Following the Market - An Interview with Don Cardinal

Following the Market - An Interview with Don Cardinal


The following article is an adapted transcript based on the audio recording of Episode 3 of the Mr. Open Banking podcast. The audio version is available here


As open banking evolves around the world, there is one common but important question that comes up again and again: Is open banking exclusively a set of laws and regulations? 

After all, wide use of the term open banking can be traced back to a European law: the revised Payment Services Directive or PSD2, an act passed by the EU in 2015 that aims to protect consumers, drive competition, and promote innovation in the banking sector. Ultimately, that law is what drove the explosion of open banking activity that Europe is experiencing today and that other countries are moving quickly to emulate. As a result of this government-driven history, many people automatically equate open banking with regulation. 

However, in this article, we challenge that assumption. We discover how one region is trying to get there without any regulation at all and, perhaps, that a market-driven approach might be the better way. 

The United States remains home to one of the most innovative financial sectors in the world. US fintech activity continues to thrive, US banks are laser-focused on digital innovation, and US companies still handle the vast majority of global payments. However, there still remain over 10,000 financial institutions in the US that need to be stitched together and no easy, secure, standardized way to do so. 

Enter the Financial Data Exchange or FDX, a not-for-profit organization that aims to unify the US financial industry around a common interoperable standard for secure access to financial data, and to do so in a way that is fundamentally market-driven. The guest for this interview is the Managing Director of FDX, Don Cardinal. 

Prior to joining FDX, Don spent over 10 years in traditional financial services at organizations such as Bank of America, the University of The Incarnate Word, and Thomson Reuters. In 2019, Don testified before the US Congress to advocate for the future of financial technology, encouraging the empowerment of consumers to take control of their financial data.

◆ **GIVEN REQUEST 1**
Gather every line of the listing that contains the string "select". Case counts, so match it exactly.
The article and the data listing come from separate, unrelated sources.

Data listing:
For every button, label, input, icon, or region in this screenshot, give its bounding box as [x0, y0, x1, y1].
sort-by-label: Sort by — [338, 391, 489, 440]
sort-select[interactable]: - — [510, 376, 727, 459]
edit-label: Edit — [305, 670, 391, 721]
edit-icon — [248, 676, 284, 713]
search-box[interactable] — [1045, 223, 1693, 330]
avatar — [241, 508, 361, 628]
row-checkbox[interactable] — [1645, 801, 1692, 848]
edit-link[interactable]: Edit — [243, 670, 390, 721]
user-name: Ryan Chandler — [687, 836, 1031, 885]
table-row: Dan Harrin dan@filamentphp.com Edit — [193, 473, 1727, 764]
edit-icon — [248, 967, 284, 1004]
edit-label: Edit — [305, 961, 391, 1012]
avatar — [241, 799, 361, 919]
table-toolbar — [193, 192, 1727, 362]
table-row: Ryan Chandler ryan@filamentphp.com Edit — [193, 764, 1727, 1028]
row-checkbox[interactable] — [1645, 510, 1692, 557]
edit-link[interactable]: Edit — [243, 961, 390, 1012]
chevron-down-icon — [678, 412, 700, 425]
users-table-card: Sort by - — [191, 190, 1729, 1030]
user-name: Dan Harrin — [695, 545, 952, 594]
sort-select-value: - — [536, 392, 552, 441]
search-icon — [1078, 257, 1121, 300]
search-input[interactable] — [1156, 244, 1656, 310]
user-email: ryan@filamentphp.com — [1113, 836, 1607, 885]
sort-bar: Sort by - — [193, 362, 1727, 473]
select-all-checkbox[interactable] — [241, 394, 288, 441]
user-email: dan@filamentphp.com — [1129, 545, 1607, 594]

◆ **GIVEN REQUEST 2**
Decide whether each statement agrees with the open banking article, answering yes or no and quoting the deciding words: (a) PSD2 was passed by the EU in 2015. (b) The US has fewer than 10,000 financial institutions. (c) FDX is a for-profit company.

◆ **FINISHED ANSWER 1**
sort-select[interactable]: - — [510, 376, 727, 459]
sort-select-value: - — [536, 392, 552, 441]
select-all-checkbox[interactable] — [241, 394, 288, 441]

◆ **FINISHED ANSWER 2**
(a) Yes: "an act passed by the EU in 2015"
(b) No: "there still remain over 10,000 financial institutions in the US"
(c) No: "a not-for-profit organization"